Repeat the listing in full, word for word.

## begin SUPPLIED RECORDS

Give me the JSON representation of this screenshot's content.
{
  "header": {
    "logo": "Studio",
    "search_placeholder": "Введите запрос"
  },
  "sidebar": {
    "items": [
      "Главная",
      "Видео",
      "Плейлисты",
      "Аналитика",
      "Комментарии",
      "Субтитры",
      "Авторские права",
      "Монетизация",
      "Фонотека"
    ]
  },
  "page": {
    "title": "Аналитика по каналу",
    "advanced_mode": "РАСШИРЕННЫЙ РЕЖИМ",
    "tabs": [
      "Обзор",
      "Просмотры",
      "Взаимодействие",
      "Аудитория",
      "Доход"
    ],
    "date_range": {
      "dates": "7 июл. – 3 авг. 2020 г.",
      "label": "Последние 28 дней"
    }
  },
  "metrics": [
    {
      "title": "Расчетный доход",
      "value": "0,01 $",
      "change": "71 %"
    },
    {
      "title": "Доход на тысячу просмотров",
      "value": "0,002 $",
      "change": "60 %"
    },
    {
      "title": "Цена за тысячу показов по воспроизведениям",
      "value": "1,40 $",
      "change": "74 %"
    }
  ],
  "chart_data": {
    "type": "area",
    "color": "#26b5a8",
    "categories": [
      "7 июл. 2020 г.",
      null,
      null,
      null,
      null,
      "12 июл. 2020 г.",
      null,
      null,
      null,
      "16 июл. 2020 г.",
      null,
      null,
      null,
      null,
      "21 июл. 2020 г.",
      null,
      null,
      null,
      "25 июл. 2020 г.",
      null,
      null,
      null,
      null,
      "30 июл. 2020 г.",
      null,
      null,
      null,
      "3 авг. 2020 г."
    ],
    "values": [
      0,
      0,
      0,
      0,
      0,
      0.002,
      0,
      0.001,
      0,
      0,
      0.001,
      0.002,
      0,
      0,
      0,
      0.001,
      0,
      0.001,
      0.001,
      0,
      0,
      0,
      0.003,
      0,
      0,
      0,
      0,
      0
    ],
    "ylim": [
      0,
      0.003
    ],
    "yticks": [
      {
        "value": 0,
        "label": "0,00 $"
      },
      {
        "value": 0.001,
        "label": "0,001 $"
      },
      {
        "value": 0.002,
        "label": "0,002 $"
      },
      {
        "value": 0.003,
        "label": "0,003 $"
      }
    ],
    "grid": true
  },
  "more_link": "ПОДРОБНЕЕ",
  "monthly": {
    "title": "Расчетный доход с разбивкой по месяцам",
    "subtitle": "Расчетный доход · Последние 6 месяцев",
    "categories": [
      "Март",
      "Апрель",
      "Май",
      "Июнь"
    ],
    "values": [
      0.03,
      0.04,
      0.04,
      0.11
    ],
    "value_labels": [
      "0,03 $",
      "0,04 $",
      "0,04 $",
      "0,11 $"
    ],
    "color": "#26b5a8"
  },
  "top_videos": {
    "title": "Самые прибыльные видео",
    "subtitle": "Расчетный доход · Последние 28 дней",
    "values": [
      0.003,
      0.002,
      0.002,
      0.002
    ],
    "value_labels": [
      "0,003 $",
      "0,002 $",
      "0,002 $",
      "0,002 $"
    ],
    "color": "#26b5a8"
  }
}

## end SUPPLIED RECORDS

_COMPLETE OUTPUT_
Give me the JSON representation of this screenshot's content.
{
  "header": {
    "logo": "Studio",
    "search_placeholder": "Введите запрос"
  },
  "sidebar": {
    "items": [
      "Главная",
      "Видео",
      "Плейлисты",
      "Аналитика",
      "Комментарии",
      "Субтитры",
      "Авторские права",
      "Монетизация",
      "Фонотека"
    ]
  },
  "page": {
    "title": "Аналитика по каналу",
    "advanced_mode": "РАСШИРЕННЫЙ РЕЖИМ",
    "tabs": [
      "Обзор",
      "Просмотры",
      "Взаимодействие",
      "Аудитория",
      "Доход"
    ],
    "date_range": {
      "dates": "7 июл. – 3 авг. 2020 г.",
      "label": "Последние 28 дней"
    }
  },
  "metrics": [
    {
      "title": "Расчетный доход",
      "value": "0,01 $",
      "change": "71 %"
    },
    {
      "title": "Доход на тысячу просмотров",
      "value": "0,002 $",
      "change": "60 %"
    },
    {
      "title": "Цена за тысячу показов по воспроизведениям",
      "value": "1,40 $",
      "change": "74 %"
    }
  ],
  "chart_data": {
    "type": "area",
    "color": "#26b5a8",
    "categories": [
      "7 июл. 2020 г.",
      null,
      null,
      null,
      null,
      "12 июл. 2020 г.",
      null,
      null,
      null,
      "16 июл. 2020 г.",
      null,
      null,
      null,
      null,
      "21 июл. 2020 г.",
      null,
      null,
      null,
      "25 июл. 2020 г.",
      null,
      null,
      null,
      null,
      "30 июл. 2020 г.",
      null,
      null,
      null,
      "3 авг. 2020 г."
    ],
    "values": [
      0,
      0,
      0,
      0,
      0,
      0.002,
      0,
      0.001,
      0,
      0,
      0.001,
      0.002,
      0,
      0,
      0,
      0.001,
      0,
      0.001,
      0.001,
      0,
      0,
      0,
      0.003,
      0,
      0,
      0,
      0,
      0
    ],
    "ylim": [
      0,
      0.003
    ],
    "yticks": [
      {
        "value": 0,
        "label": "0,00 $"
      },
      {
        "value": 0.001,
        "label": "0,001 $"
      },
      {
        "value": 0.002,
        "label": "0,002 $"
      },
      {
        "value": 0.003,
        "label": "0,003 $"
      }
    ],
    "grid": true
  },
  "more_link": "ПОДРОБНЕЕ",
  "monthly": {
    "title": "Расчетный доход с разбивкой по месяцам",
    "subtitle": "Расчетный доход · Последние 6 месяцев",
    "categories": [
      "Март",
      "Апрель",
      "Май",
      "Июнь"
    ],
    "values": [
      0.03,
      0.04,
      0.04,
      0.11
    ],
    "value_labels": [
      "0,03 $",
      "0,04 $",
      "0,04 $",
      "0,11 $"
    ],
    "color": "#26b5a8"
  },
  "top_videos": {
    "title": "Самые прибыльные видео",
    "subtitle": "Расчетный доход · Последние 28 дней",
    "values": [
      0.003,
      0.002,
      0.002,
      0.002
    ],
    "value_labels": [
      "0,003 $",
      "0,002 $",
      "0,002 $",
      "0,002 $"
    ],
    "color": "#26b5a8"
  }
}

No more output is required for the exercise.